• Your task: Please transcribe the data that follows without the pictures, keeping every word the same.

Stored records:

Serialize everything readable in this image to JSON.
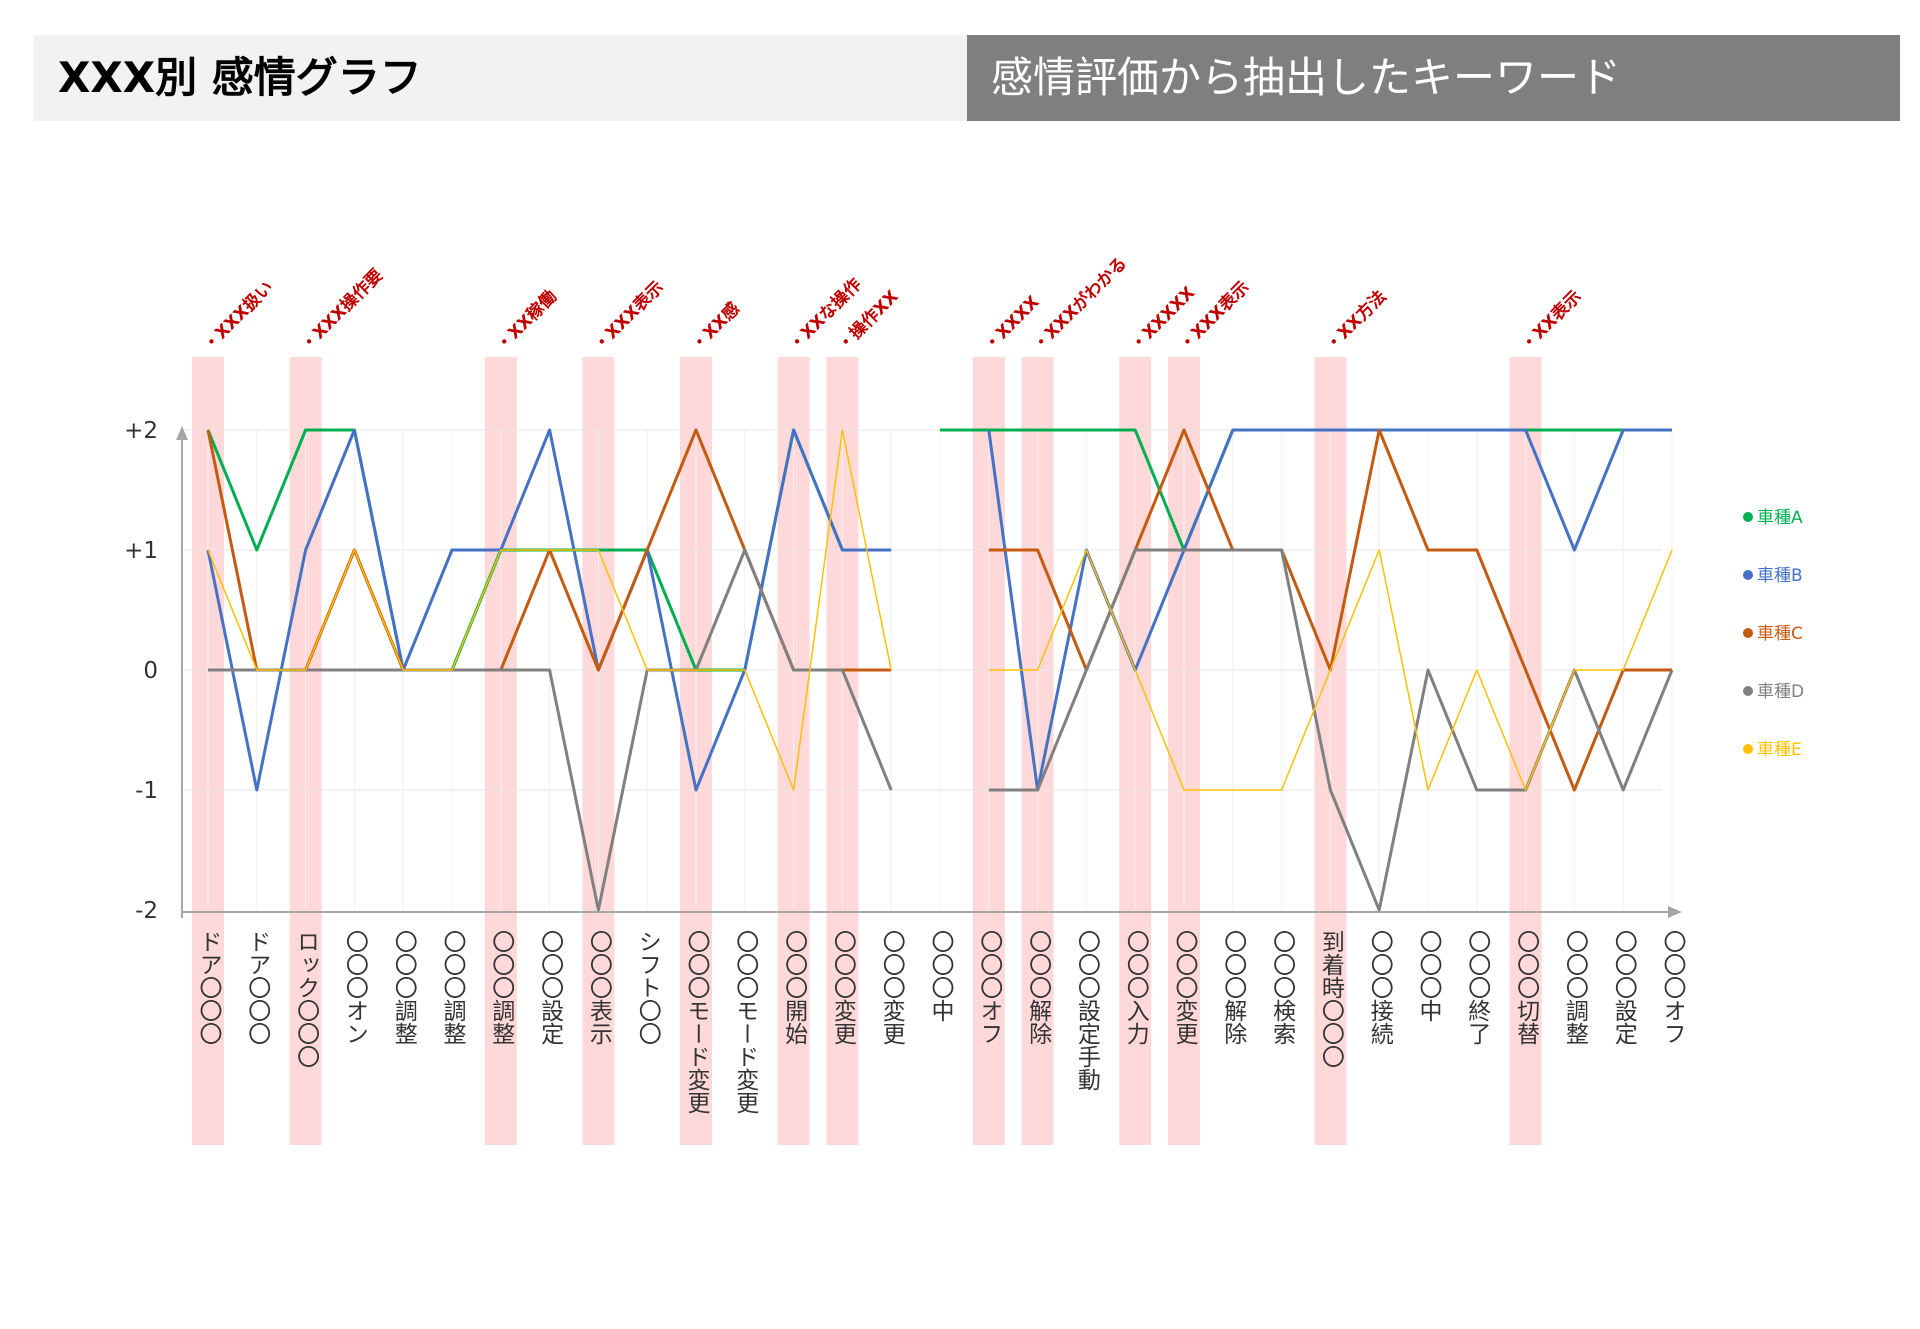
{
  "header": {
    "title": "XXX別 感情グラフ",
    "keywords_title": "感情評価から抽出したキーワード"
  },
  "chart_data": {
    "type": "line",
    "title": "XXX別 感情グラフ",
    "categories": [
      "ドア〇〇〇",
      "ドア〇〇〇",
      "ロック〇〇〇",
      "〇〇〇オン",
      "〇〇〇調整",
      "〇〇〇調整",
      "〇〇〇調整",
      "〇〇〇設定",
      "〇〇〇表示",
      "シフト〇〇",
      "〇〇〇モード変更",
      "〇〇〇モード変更",
      "〇〇〇開始",
      "〇〇〇変更",
      "〇〇〇変更",
      "〇〇〇中",
      "〇〇〇オフ",
      "〇〇〇解除",
      "〇〇〇設定手動",
      "〇〇〇入力",
      "〇〇〇変更",
      "〇〇〇解除",
      "〇〇〇検索",
      "到着時〇〇〇",
      "〇〇〇接続",
      "〇〇〇中",
      "〇〇〇終了",
      "〇〇〇切替",
      "〇〇〇調整",
      "〇〇〇設定",
      "〇〇〇オフ"
    ],
    "y_tick_labels": [
      "+2",
      "+1",
      "0",
      "-1",
      "-2"
    ],
    "ylim": [
      -2,
      2
    ],
    "series": [
      {
        "name": "車種A",
        "color": "#00b050",
        "width": 3,
        "values": [
          2,
          1,
          2,
          2,
          0,
          0,
          1,
          1,
          1,
          1,
          0,
          0,
          2,
          1,
          null,
          2,
          2,
          2,
          2,
          2,
          1,
          2,
          2,
          2,
          2,
          2,
          2,
          2,
          2,
          2,
          null
        ]
      },
      {
        "name": "車種B",
        "color": "#4472c4",
        "width": 3,
        "values": [
          1,
          -1,
          1,
          2,
          0,
          1,
          1,
          2,
          0,
          1,
          -1,
          0,
          2,
          1,
          1,
          null,
          2,
          -1,
          1,
          0,
          1,
          2,
          2,
          2,
          2,
          2,
          2,
          2,
          1,
          2,
          2
        ]
      },
      {
        "name": "車種C",
        "color": "#c55a11",
        "width": 3,
        "values": [
          2,
          0,
          0,
          1,
          0,
          0,
          0,
          1,
          0,
          1,
          2,
          1,
          0,
          0,
          0,
          null,
          1,
          1,
          0,
          1,
          2,
          1,
          1,
          0,
          2,
          1,
          1,
          0,
          -1,
          0,
          0
        ]
      },
      {
        "name": "車種D",
        "color": "#808080",
        "width": 3,
        "values": [
          0,
          0,
          0,
          0,
          0,
          0,
          0,
          0,
          -2,
          0,
          0,
          1,
          0,
          0,
          -1,
          null,
          -1,
          -1,
          0,
          1,
          1,
          1,
          1,
          -1,
          -2,
          0,
          -1,
          -1,
          0,
          -1,
          0
        ]
      },
      {
        "name": "車種E",
        "color": "#ffc000",
        "width": 1.5,
        "values": [
          1,
          0,
          0,
          1,
          0,
          0,
          1,
          1,
          1,
          0,
          0,
          0,
          -1,
          2,
          0,
          null,
          0,
          0,
          1,
          0,
          -1,
          -1,
          -1,
          0,
          1,
          -1,
          0,
          -1,
          0,
          0,
          1
        ]
      }
    ],
    "legend_position": "right",
    "highlights": [
      {
        "category_index": 0,
        "keyword": "・XXX扱い"
      },
      {
        "category_index": 2,
        "keyword": "・XXX操作要"
      },
      {
        "category_index": 6,
        "keyword": "・XX稼働"
      },
      {
        "category_index": 8,
        "keyword": "・XXX表示"
      },
      {
        "category_index": 10,
        "keyword": "・XX感"
      },
      {
        "category_index": 12,
        "keyword": "・XXな操作"
      },
      {
        "category_index": 13,
        "keyword": "・操作XX"
      },
      {
        "category_index": 16,
        "keyword": "・XXXX"
      },
      {
        "category_index": 17,
        "keyword": "・XXXがわかる"
      },
      {
        "category_index": 19,
        "keyword": "・XXXXX"
      },
      {
        "category_index": 20,
        "keyword": "・XXX表示"
      },
      {
        "category_index": 23,
        "keyword": "・XX方法"
      },
      {
        "category_index": 27,
        "keyword": "・XX表示"
      }
    ]
  }
}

• The completed task:
Serialize everything readable in this image to JSON.
{
  "header": {
    "title": "XXX別 感情グラフ",
    "keywords_title": "感情評価から抽出したキーワード"
  },
  "chart_data": {
    "type": "line",
    "title": "XXX別 感情グラフ",
    "categories": [
      "ドア〇〇〇",
      "ドア〇〇〇",
      "ロック〇〇〇",
      "〇〇〇オン",
      "〇〇〇調整",
      "〇〇〇調整",
      "〇〇〇調整",
      "〇〇〇設定",
      "〇〇〇表示",
      "シフト〇〇",
      "〇〇〇モード変更",
      "〇〇〇モード変更",
      "〇〇〇開始",
      "〇〇〇変更",
      "〇〇〇変更",
      "〇〇〇中",
      "〇〇〇オフ",
      "〇〇〇解除",
      "〇〇〇設定手動",
      "〇〇〇入力",
      "〇〇〇変更",
      "〇〇〇解除",
      "〇〇〇検索",
      "到着時〇〇〇",
      "〇〇〇接続",
      "〇〇〇中",
      "〇〇〇終了",
      "〇〇〇切替",
      "〇〇〇調整",
      "〇〇〇設定",
      "〇〇〇オフ"
    ],
    "y_tick_labels": [
      "+2",
      "+1",
      "0",
      "-1",
      "-2"
    ],
    "ylim": [
      -2,
      2
    ],
    "series": [
      {
        "name": "車種A",
        "color": "#00b050",
        "width": 3,
        "values": [
          2,
          1,
          2,
          2,
          0,
          0,
          1,
          1,
          1,
          1,
          0,
          0,
          2,
          1,
          null,
          2,
          2,
          2,
          2,
          2,
          1,
          2,
          2,
          2,
          2,
          2,
          2,
          2,
          2,
          2,
          null
        ]
      },
      {
        "name": "車種B",
        "color": "#4472c4",
        "width": 3,
        "values": [
          1,
          -1,
          1,
          2,
          0,
          1,
          1,
          2,
          0,
          1,
          -1,
          0,
          2,
          1,
          1,
          null,
          2,
          -1,
          1,
          0,
          1,
          2,
          2,
          2,
          2,
          2,
          2,
          2,
          1,
          2,
          2
        ]
      },
      {
        "name": "車種C",
        "color": "#c55a11",
        "width": 3,
        "values": [
          2,
          0,
          0,
          1,
          0,
          0,
          0,
          1,
          0,
          1,
          2,
          1,
          0,
          0,
          0,
          null,
          1,
          1,
          0,
          1,
          2,
          1,
          1,
          0,
          2,
          1,
          1,
          0,
          -1,
          0,
          0
        ]
      },
      {
        "name": "車種D",
        "color": "#808080",
        "width": 3,
        "values": [
          0,
          0,
          0,
          0,
          0,
          0,
          0,
          0,
          -2,
          0,
          0,
          1,
          0,
          0,
          -1,
          null,
          -1,
          -1,
          0,
          1,
          1,
          1,
          1,
          -1,
          -2,
          0,
          -1,
          -1,
          0,
          -1,
          0
        ]
      },
      {
        "name": "車種E",
        "color": "#ffc000",
        "width": 1.5,
        "values": [
          1,
          0,
          0,
          1,
          0,
          0,
          1,
          1,
          1,
          0,
          0,
          0,
          -1,
          2,
          0,
          null,
          0,
          0,
          1,
          0,
          -1,
          -1,
          -1,
          0,
          1,
          -1,
          0,
          -1,
          0,
          0,
          1
        ]
      }
    ],
    "legend_position": "right",
    "highlights": [
      {
        "category_index": 0,
        "keyword": "・XXX扱い"
      },
      {
        "category_index": 2,
        "keyword": "・XXX操作要"
      },
      {
        "category_index": 6,
        "keyword": "・XX稼働"
      },
      {
        "category_index": 8,
        "keyword": "・XXX表示"
      },
      {
        "category_index": 10,
        "keyword": "・XX感"
      },
      {
        "category_index": 12,
        "keyword": "・XXな操作"
      },
      {
        "category_index": 13,
        "keyword": "・操作XX"
      },
      {
        "category_index": 16,
        "keyword": "・XXXX"
      },
      {
        "category_index": 17,
        "keyword": "・XXXがわかる"
      },
      {
        "category_index": 19,
        "keyword": "・XXXXX"
      },
      {
        "category_index": 20,
        "keyword": "・XXX表示"
      },
      {
        "category_index": 23,
        "keyword": "・XX方法"
      },
      {
        "category_index": 27,
        "keyword": "・XX表示"
      }
    ]
  }
}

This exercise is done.